What the exercise asks: Pictures should be excluded; otherwise, copy every entry exactly.

(Data listing)
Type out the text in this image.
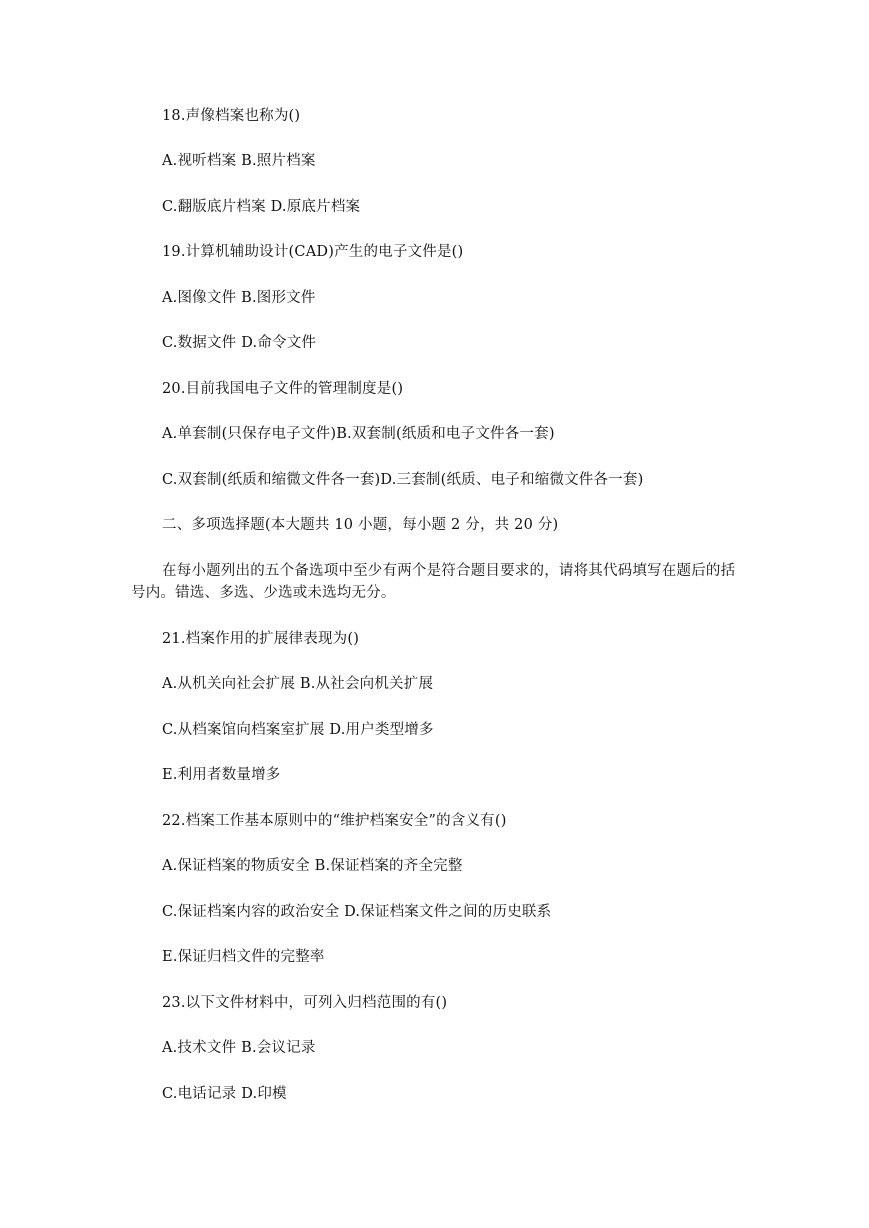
18.声像档案也称为()
A.视听档案 B.照片档案
C.翻版底片档案 D.原底片档案
19.计算机辅助设计(CAD)产生的电子文件是()
A.图像文件 B.图形文件
C.数据文件 D.命令文件
20.目前我国电子文件的管理制度是()
A.单套制(只保存电子文件)B.双套制(纸质和电子文件各一套)
C.双套制(纸质和缩微文件各一套)D.三套制(纸质、电子和缩微文件各一套)
二、多项选择题(本大题共 10 小题，每小题 2 分，共 20 分)
在每小题列出的五个备选项中至少有两个是符合题目要求的，请将其代码填写在题后的括号内。错选、多选、少选或未选均无分。
21.档案作用的扩展律表现为()
A.从机关向社会扩展 B.从社会向机关扩展
C.从档案馆向档案室扩展 D.用户类型增多
E.利用者数量增多
22.档案工作基本原则中的“维护档案安全”的含义有()
A.保证档案的物质安全 B.保证档案的齐全完整
C.保证档案内容的政治安全 D.保证档案文件之间的历史联系
E.保证归档文件的完整率
23.以下文件材料中，可列入归档范围的有()
A.技术文件 B.会议记录
C.电话记录 D.印模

Task output:
Type out the text in this image.
18.声像档案也称为()
A.视听档案 B.照片档案
C.翻版底片档案 D.原底片档案
19.计算机辅助设计(CAD)产生的电子文件是()
A.图像文件 B.图形文件
C.数据文件 D.命令文件
20.目前我国电子文件的管理制度是()
A.单套制(只保存电子文件)B.双套制(纸质和电子文件各一套)
C.双套制(纸质和缩微文件各一套)D.三套制(纸质、电子和缩微文件各一套)
二、多项选择题(本大题共 10 小题，每小题 2 分，共 20 分)
在每小题列出的五个备选项中至少有两个是符合题目要求的，请将其代码填写在题后的括号内。错选、多选、少选或未选均无分。
21.档案作用的扩展律表现为()
A.从机关向社会扩展 B.从社会向机关扩展
C.从档案馆向档案室扩展 D.用户类型增多
E.利用者数量增多
22.档案工作基本原则中的“维护档案安全”的含义有()
A.保证档案的物质安全 B.保证档案的齐全完整
C.保证档案内容的政治安全 D.保证档案文件之间的历史联系
E.保证归档文件的完整率
23.以下文件材料中，可列入归档范围的有()
A.技术文件 B.会议记录
C.电话记录 D.印模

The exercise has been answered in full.